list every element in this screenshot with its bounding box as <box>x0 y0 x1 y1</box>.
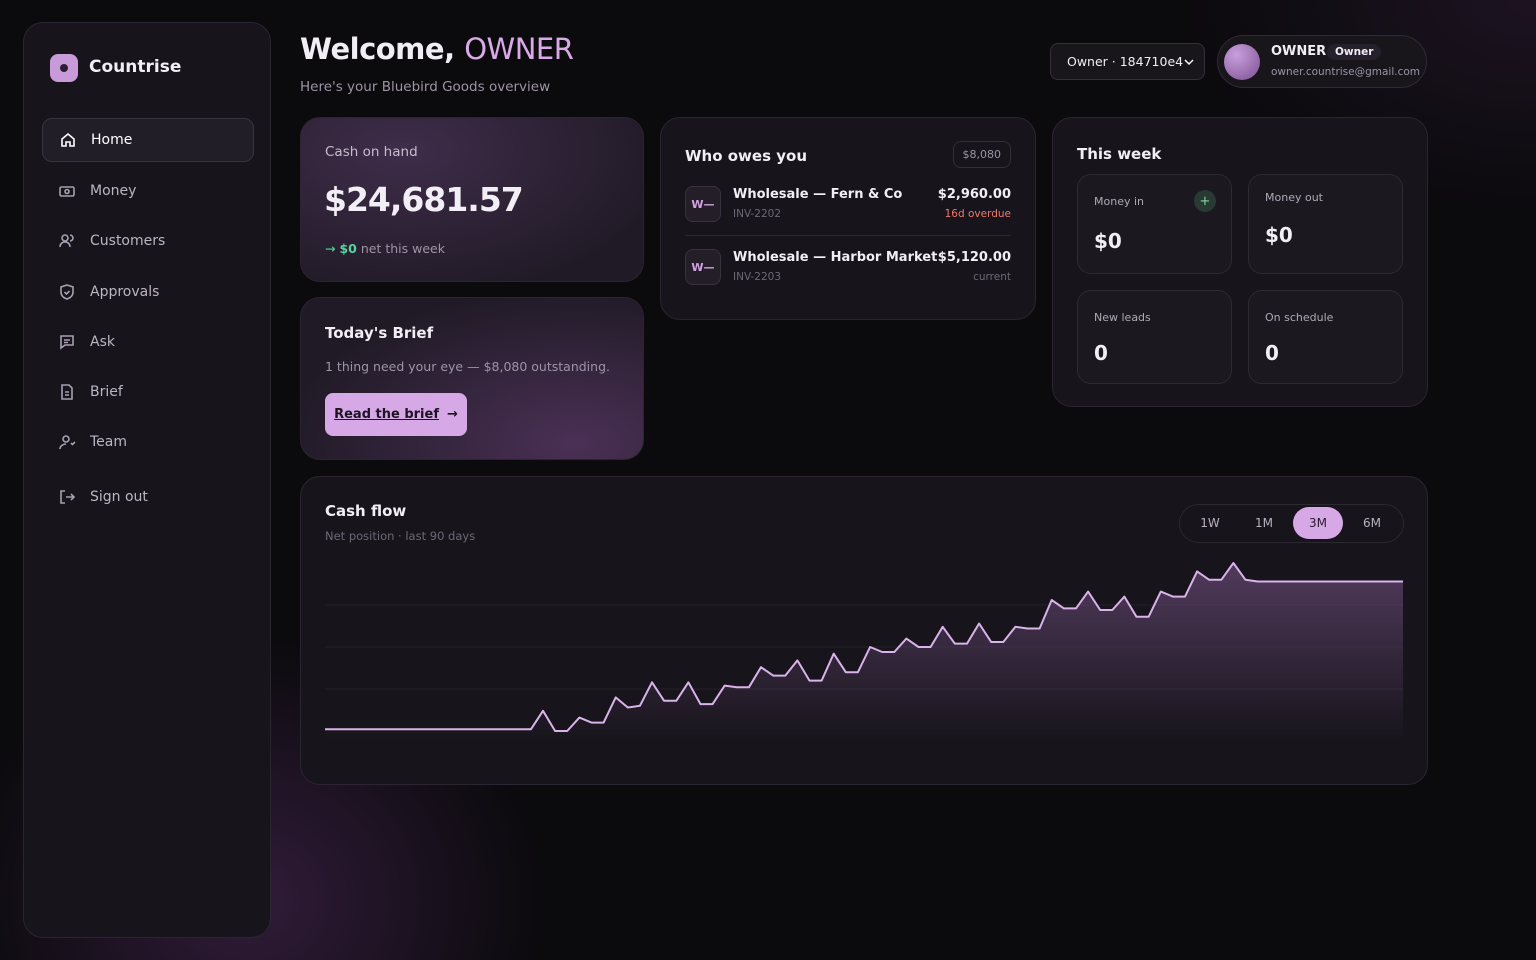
nav-label: Approvals <box>90 284 160 300</box>
cash-net: → $0 net this week <box>325 241 445 256</box>
nav-label: Brief <box>90 384 123 400</box>
account-select-label: Owner · 184710e4 <box>1067 54 1184 69</box>
subtitle: Here's your Bluebird Goods overview <box>300 79 551 95</box>
chart-subtitle: Net position · last 90 days <box>325 529 476 543</box>
stat-tile: Money in $0 + <box>1077 174 1232 274</box>
welcome: Welcome, OWNER <box>300 32 574 66</box>
brief-button-label: Read the brief <box>334 407 439 422</box>
net-label: net this week <box>360 241 445 256</box>
nav-item[interactable]: Approvals <box>42 270 254 314</box>
sign-out-label: Sign out <box>90 489 148 505</box>
stat-tile: New leads 0 <box>1077 290 1232 384</box>
nav-label: Ask <box>90 334 115 350</box>
nav-item[interactable]: Brief <box>42 370 254 414</box>
chart <box>325 562 1403 741</box>
invoice-row[interactable]: W— Wholesale — Harbor Market INV-2203 $5,12… <box>661 243 1035 293</box>
add-button[interactable]: + <box>1194 190 1216 212</box>
stat-value: 0 <box>1094 341 1108 365</box>
range-button[interactable]: 6M <box>1363 516 1381 530</box>
invoice-amount: $2,960.00 <box>937 187 1011 202</box>
stat-label: Money in <box>1094 195 1144 208</box>
nav-item[interactable]: Team <box>42 420 254 464</box>
brand-name: Countrise <box>89 57 182 77</box>
net-value: $0 <box>339 241 357 256</box>
who-owes-card: Who owes you $8,080 W— Wholesale — Fern &… <box>660 117 1036 320</box>
brief-card: Today's Brief 1 thing need your eye — $8… <box>300 297 644 460</box>
invoice-number: INV-2202 <box>733 208 782 220</box>
nav-label: Money <box>90 183 137 199</box>
chart-title: Cash flow <box>325 502 407 520</box>
brief-title: Today's Brief <box>325 324 434 342</box>
cash-label: Cash on hand <box>325 144 418 160</box>
user-chip[interactable]: OWNER Owner owner.countrise@gmail.com <box>1217 35 1427 88</box>
range-button[interactable]: 1W <box>1200 516 1220 530</box>
brief-text: 1 thing need your eye — $8,080 outstandi… <box>325 359 610 374</box>
nav-item[interactable]: Home <box>42 118 254 162</box>
stat-tile: On schedule 0 <box>1248 290 1403 384</box>
invoice-amount: $5,120.00 <box>937 250 1011 265</box>
owner-name: OWNER <box>464 32 574 66</box>
invoice-number: INV-2203 <box>733 271 782 283</box>
brand-logo <box>50 54 78 82</box>
nav-label: Customers <box>90 233 166 249</box>
account-select[interactable]: Owner · 184710e4 <box>1050 43 1205 80</box>
this-week-card: This week Money in $0 + Money out $0 New lead… <box>1052 117 1428 407</box>
range-selector <box>1179 504 1404 543</box>
range-button[interactable]: 1M <box>1255 516 1273 530</box>
divider <box>685 235 1011 236</box>
invoice-initials: W— <box>685 186 721 222</box>
user-role: Owner <box>1327 44 1382 60</box>
cash-card: Cash on hand $24,681.57 → $0 net this we… <box>300 117 644 282</box>
area <box>325 563 1403 741</box>
invoice-status: current <box>973 271 1011 283</box>
this-week-title: This week <box>1077 145 1162 163</box>
stat-tile: Money out $0 <box>1248 174 1403 274</box>
sidebar: Countrise Home Money Customers Approvals… <box>23 22 271 938</box>
cash-amount: $24,681.57 <box>324 180 524 219</box>
invoice-name: Wholesale — Harbor Market <box>733 250 938 265</box>
brief-button[interactable]: Read the brief → <box>325 393 467 436</box>
nav-label: Home <box>91 132 133 148</box>
cash-flow-card: Cash flow Net position · last 90 days 1W… <box>300 476 1428 785</box>
user-name: OWNER <box>1271 44 1327 59</box>
invoice-row[interactable]: W— Wholesale — Fern & Co INV-2202 $2,960.00… <box>661 180 1035 230</box>
greeting: Welcome, <box>300 32 455 66</box>
nav-item[interactable]: Customers <box>42 219 254 263</box>
nav-item[interactable]: Ask <box>42 320 254 364</box>
stat-label: On schedule <box>1265 311 1334 324</box>
stat-label: New leads <box>1094 311 1151 324</box>
stat-value: $0 <box>1265 223 1293 247</box>
stat-value: $0 <box>1094 229 1122 253</box>
avatar <box>1224 44 1260 80</box>
line <box>325 562 1403 732</box>
invoice-name: Wholesale — Fern & Co <box>733 187 903 202</box>
nav-item[interactable]: Money <box>42 169 254 213</box>
range-button[interactable]: 3M <box>1293 507 1343 539</box>
who-owes-total: $8,080 <box>952 141 1011 168</box>
sign-out[interactable]: Sign out <box>42 475 254 519</box>
user-email: owner.countrise@gmail.com <box>1271 66 1421 78</box>
invoice-initials: W— <box>685 249 721 285</box>
stat-value: 0 <box>1265 341 1279 365</box>
who-owes-title: Who owes you <box>685 147 807 165</box>
invoice-status: 16d overdue <box>944 208 1011 220</box>
nav-label: Team <box>90 434 128 450</box>
stat-label: Money out <box>1265 191 1323 204</box>
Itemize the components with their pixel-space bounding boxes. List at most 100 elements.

-.-.-

[Your instructions]: Put the lines of all the items above into a JSON list of strings, one string per line, with blank lines dropped and the pictures left out.

[Exercise output]:
[
  "list every element in this screenshot with its bounding box as <box>x0 y0 x1 y1</box>.",
  "nav-label: Approvals <box>90 284 160 300</box>",
  "cash-net: → $0 net this week <box>325 241 445 256</box>",
  "nav-label: Brief <box>90 384 123 400</box>",
  "account-select-label: Owner · 184710e4 <box>1067 54 1184 69</box>",
  "subtitle: Here's your Bluebird Goods overview <box>300 79 551 95</box>",
  "chart-subtitle: Net position · last 90 days <box>325 529 476 543</box>",
  "stat-tile: Money in $0 + <box>1077 174 1232 274</box>",
  "welcome: Welcome, OWNER <box>300 32 574 66</box>",
  "brief-button-label: Read the brief <box>334 407 439 422</box>",
  "net-label: net this week <box>360 241 445 256</box>",
  "nav-item[interactable]: Approvals <box>42 270 254 314</box>",
  "sign-out-label: Sign out <box>90 489 148 505</box>",
  "stat-tile: New leads 0 <box>1077 290 1232 384</box>",
  "nav-label: Ask <box>90 334 115 350</box>",
  "nav-item[interactable]: Brief <box>42 370 254 414</box>",
  "chart <box>325 562 1403 741</box>",
  "invoice-row[interactable]: W— Wholesale — Harbor Market INV-2203 $5,12… <box>661 243 1035 293</box>",
  "add-button[interactable]: + <box>1194 190 1216 212</box>",
  "stat-value: 0 <box>1094 341 1108 365</box>",
  "range-button[interactable]: 6M <box>1363 516 1381 530</box>",
  "invoice-amount: $2,960.00 <box>937 187 1011 202</box>",
  "stat-label: Money in <box>1094 195 1144 208</box>",
  "nav-item[interactable]: Team <box>42 420 254 464</box>",
  "brand-name: Countrise <box>89 57 182 77</box>",
  "net-value: $0 <box>339 241 357 256</box>",
  "who-owes-card: Who owes you $8,080 W— Wholesale — Fern &… <box>660 117 1036 320</box>",
  "brief-card: Today's Brief 1 thing need your eye — $8… <box>300 297 644 460</box>",
  "invoice-number: INV-2202 <box>733 208 782 220</box>",
  "nav-label: Money <box>90 183 137 199</box>",
  "chart-title: Cash flow <box>325 502 407 520</box>",
  "brief-title: Today's Brief <box>325 324 434 342</box>",
  "cash-label: Cash on hand <box>325 144 418 160</box>",
  "user-chip[interactable]: OWNER Owner owner.countrise@gmail.com <box>1217 35 1427 88</box>",
  "range-button[interactable]: 1W <box>1200 516 1220 530</box>",
  "brief-text: 1 thing need your eye — $8,080 outstandi… <box>325 359 610 374</box>",
  "nav-item[interactable]: Home <box>42 118 254 162</box>",
  "stat-tile: On schedule 0 <box>1248 290 1403 384</box>",
  "invoice-amount: $5,120.00 <box>937 250 1011 265</box>",
  "owner-name: OWNER <box>464 32 574 66</box>",
  "invoice-number: INV-2203 <box>733 271 782 283</box>",
  "brand-logo <box>50 54 78 82</box>",
  "nav-label: Customers <box>90 233 166 249</box>",
  "account-select[interactable]: Owner · 184710e4 <box>1050 43 1205 80</box>",
  "this-week-card: This week Money in $0 + Money out $0 New lead… <box>1052 117 1428 407</box>",
  "range-selector <box>1179 504 1404 543</box>",
  "range-button[interactable]: 1M <box>1255 516 1273 530</box>",
  "divider <box>685 235 1011 236</box>",
  "invoice-initials: W— <box>685 186 721 222</box>",
  "user-role: Owner <box>1327 44 1382 60</box>",
  "cash-card: Cash on hand $24,681.57 → $0 net this we… <box>300 117 644 282</box>",
  "area <box>325 563 1403 741</box>",
  "invoice-status: current <box>973 271 1011 283</box>",
  "this-week-title: This week <box>1077 145 1162 163</box>",
  "stat-tile: Money out $0 <box>1248 174 1403 274</box>",
  "sidebar: Countrise Home Money Customers Approvals… <box>23 22 271 938</box>",
  "cash-amount: $24,681.57 <box>324 180 524 219</box>",
  "invoice-name: Wholesale — Harbor Market <box>733 250 938 265</box>",
  "brief-button[interactable]: Read the brief → <box>325 393 467 436</box>",
  "nav-label: Home <box>91 132 133 148</box>",
  "cash-flow-card: Cash flow Net position · last 90 days 1W… <box>300 476 1428 785</box>",
  "user-name: OWNER <box>1271 44 1327 59</box>",
  "invoice-row[interactable]: W— Wholesale — Fern & Co INV-2202 $2,960.00… <box>661 180 1035 230</box>",
  "greeting: Welcome, <box>300 32 455 66</box>",
  "nav-item[interactable]: Customers <box>42 219 254 263</box>",
  "nav-item[interactable]: Ask <box>42 320 254 364</box>",
  "stat-label: On schedule <box>1265 311 1334 324</box>",
  "stat-label: New leads <box>1094 311 1151 324</box>",
  "stat-value: $0 <box>1265 223 1293 247</box>",
  "stat-value: $0 <box>1094 229 1122 253</box>",
  "avatar <box>1224 44 1260 80</box>",
  "line <box>325 562 1403 732</box>",
  "invoice-name: Wholesale — Fern & Co <box>733 187 903 202</box>",
  "nav-item[interactable]: Money <box>42 169 254 213</box>",
  "range-button[interactable]: 3M <box>1293 507 1343 539</box>",
  "who-owes-total: $8,080 <box>952 141 1011 168</box>",
  "sign-out[interactable]: Sign out <box>42 475 254 519</box>",
  "user-email: owner.countrise@gmail.com <box>1271 66 1421 78</box>",
  "invoice-initials: W— <box>685 249 721 285</box>",
  "stat-value: 0 <box>1265 341 1279 365</box>",
  "who-owes-title: Who owes you <box>685 147 807 165</box>",
  "invoice-status: 16d overdue <box>944 208 1011 220</box>",
  "nav-label: Team <box>90 434 128 450</box>",
  "stat-label: Money out <box>1265 191 1323 204</box>",
  "Itemize the components with their pixel-space bounding boxes. List at most 100 elements."
]